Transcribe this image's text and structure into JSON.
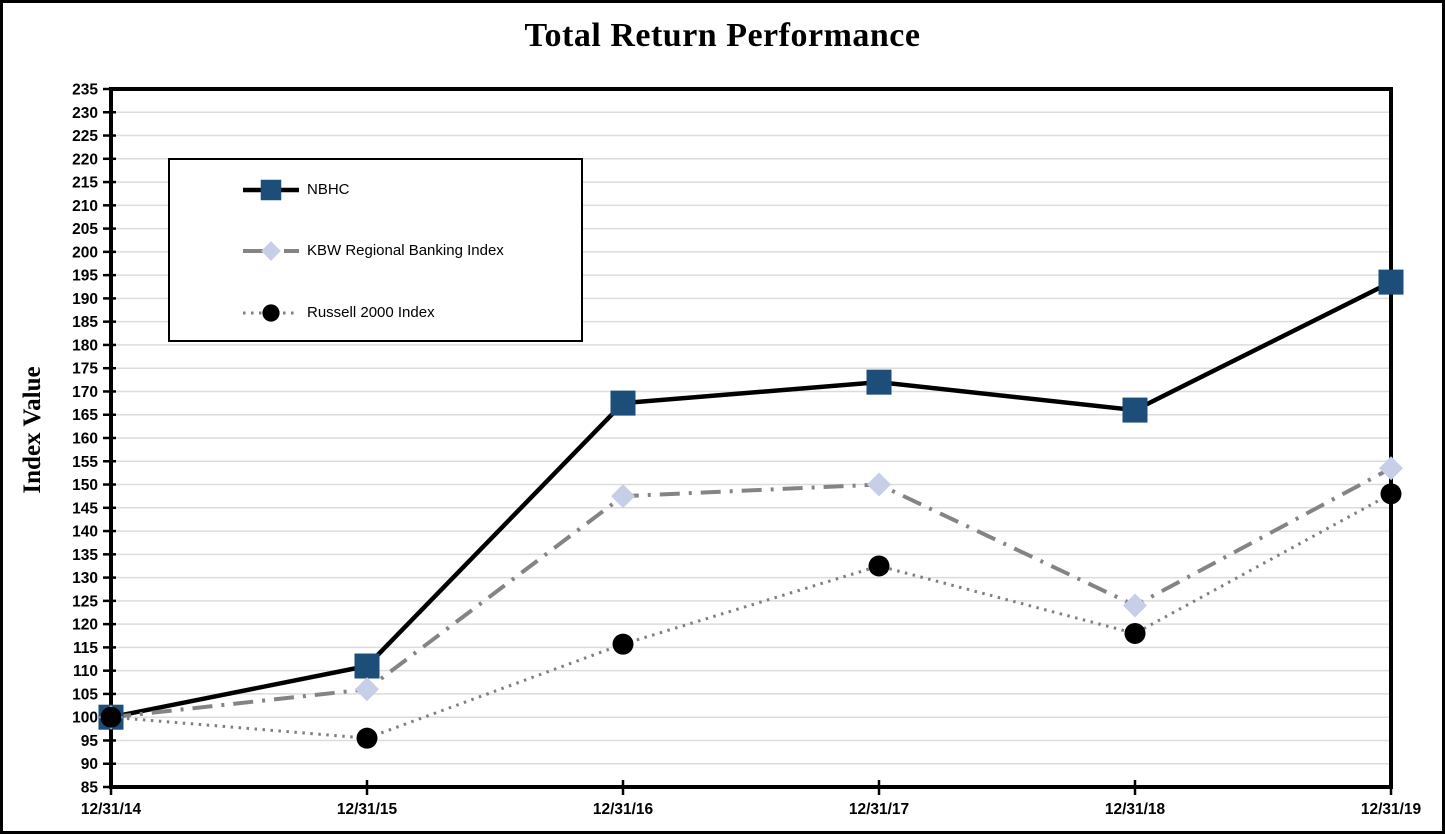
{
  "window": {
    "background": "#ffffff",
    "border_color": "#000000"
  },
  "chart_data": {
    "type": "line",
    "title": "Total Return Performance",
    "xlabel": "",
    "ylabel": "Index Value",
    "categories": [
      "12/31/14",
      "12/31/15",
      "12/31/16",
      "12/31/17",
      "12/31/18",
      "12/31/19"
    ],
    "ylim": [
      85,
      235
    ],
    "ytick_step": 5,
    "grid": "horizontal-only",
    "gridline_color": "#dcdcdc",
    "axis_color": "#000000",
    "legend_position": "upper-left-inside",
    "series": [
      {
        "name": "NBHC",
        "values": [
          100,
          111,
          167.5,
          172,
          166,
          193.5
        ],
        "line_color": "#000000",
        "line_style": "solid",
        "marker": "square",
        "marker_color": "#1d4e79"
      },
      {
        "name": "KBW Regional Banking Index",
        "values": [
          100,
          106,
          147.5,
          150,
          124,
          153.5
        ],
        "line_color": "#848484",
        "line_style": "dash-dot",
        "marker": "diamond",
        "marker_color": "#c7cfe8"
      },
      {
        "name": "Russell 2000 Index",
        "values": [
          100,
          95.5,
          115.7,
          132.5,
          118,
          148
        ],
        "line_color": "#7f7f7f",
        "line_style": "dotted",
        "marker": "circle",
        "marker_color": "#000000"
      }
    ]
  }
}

============

#### Exercise task
Leave out the pictures and copy the rest of the material above exactly.

#### Full output
Transcribe this image's text and structure into JSON.
{
  "window": {
    "background": "#ffffff",
    "border_color": "#000000"
  },
  "chart_data": {
    "type": "line",
    "title": "Total Return Performance",
    "xlabel": "",
    "ylabel": "Index Value",
    "categories": [
      "12/31/14",
      "12/31/15",
      "12/31/16",
      "12/31/17",
      "12/31/18",
      "12/31/19"
    ],
    "ylim": [
      85,
      235
    ],
    "ytick_step": 5,
    "grid": "horizontal-only",
    "gridline_color": "#dcdcdc",
    "axis_color": "#000000",
    "legend_position": "upper-left-inside",
    "series": [
      {
        "name": "NBHC",
        "values": [
          100,
          111,
          167.5,
          172,
          166,
          193.5
        ],
        "line_color": "#000000",
        "line_style": "solid",
        "marker": "square",
        "marker_color": "#1d4e79"
      },
      {
        "name": "KBW Regional Banking Index",
        "values": [
          100,
          106,
          147.5,
          150,
          124,
          153.5
        ],
        "line_color": "#848484",
        "line_style": "dash-dot",
        "marker": "diamond",
        "marker_color": "#c7cfe8"
      },
      {
        "name": "Russell 2000 Index",
        "values": [
          100,
          95.5,
          115.7,
          132.5,
          118,
          148
        ],
        "line_color": "#7f7f7f",
        "line_style": "dotted",
        "marker": "circle",
        "marker_color": "#000000"
      }
    ]
  }
}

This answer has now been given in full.